* Aim of the task
Retype every entry in its entirety, without alteration.

[Collected data entries]
=======

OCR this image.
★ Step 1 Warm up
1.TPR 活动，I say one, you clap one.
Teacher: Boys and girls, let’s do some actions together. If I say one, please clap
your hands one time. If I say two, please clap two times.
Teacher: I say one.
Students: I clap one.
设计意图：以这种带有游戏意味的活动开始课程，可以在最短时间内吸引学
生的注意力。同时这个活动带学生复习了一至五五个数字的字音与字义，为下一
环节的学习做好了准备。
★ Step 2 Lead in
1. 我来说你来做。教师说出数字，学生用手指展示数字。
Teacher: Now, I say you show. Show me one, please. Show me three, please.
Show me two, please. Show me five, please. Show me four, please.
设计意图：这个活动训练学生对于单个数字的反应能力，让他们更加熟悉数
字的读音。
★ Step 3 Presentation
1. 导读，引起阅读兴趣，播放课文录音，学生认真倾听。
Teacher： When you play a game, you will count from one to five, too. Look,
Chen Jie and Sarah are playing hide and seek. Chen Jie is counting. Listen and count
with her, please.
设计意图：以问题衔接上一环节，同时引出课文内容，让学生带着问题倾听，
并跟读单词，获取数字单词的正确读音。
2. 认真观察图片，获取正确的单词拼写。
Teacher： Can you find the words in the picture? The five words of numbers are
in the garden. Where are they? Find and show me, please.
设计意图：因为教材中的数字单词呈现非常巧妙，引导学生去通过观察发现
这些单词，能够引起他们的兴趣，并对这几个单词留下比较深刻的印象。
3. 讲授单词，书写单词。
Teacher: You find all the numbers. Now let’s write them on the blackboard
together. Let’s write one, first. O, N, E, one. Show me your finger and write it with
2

=======

* Result of this task
OCR this image.
★ Step 1 Warm up
1.TPR 活动，I say one, you clap one.
Teacher: Boys and girls, let’s do some actions together. If I say one, please clap
your hands one time. If I say two, please clap two times.
Teacher: I say one.
Students: I clap one.
设计意图：以这种带有游戏意味的活动开始课程，可以在最短时间内吸引学
生的注意力。同时这个活动带学生复习了一至五五个数字的字音与字义，为下一
环节的学习做好了准备。
★ Step 2 Lead in
1. 我来说你来做。教师说出数字，学生用手指展示数字。
Teacher: Now, I say you show. Show me one, please. Show me three, please.
Show me two, please. Show me five, please. Show me four, please.
设计意图：这个活动训练学生对于单个数字的反应能力，让他们更加熟悉数
字的读音。
★ Step 3 Presentation
1. 导读，引起阅读兴趣，播放课文录音，学生认真倾听。
Teacher： When you play a game, you will count from one to five, too. Look,
Chen Jie and Sarah are playing hide and seek. Chen Jie is counting. Listen and count
with her, please.
设计意图：以问题衔接上一环节，同时引出课文内容，让学生带着问题倾听，
并跟读单词，获取数字单词的正确读音。
2. 认真观察图片，获取正确的单词拼写。
Teacher： Can you find the words in the picture? The five words of numbers are
in the garden. Where are they? Find and show me, please.
设计意图：因为教材中的数字单词呈现非常巧妙，引导学生去通过观察发现
这些单词，能够引起他们的兴趣，并对这几个单词留下比较深刻的印象。
3. 讲授单词，书写单词。
Teacher: You find all the numbers. Now let’s write them on the blackboard
together. Let’s write one, first. O, N, E, one. Show me your finger and write it with
2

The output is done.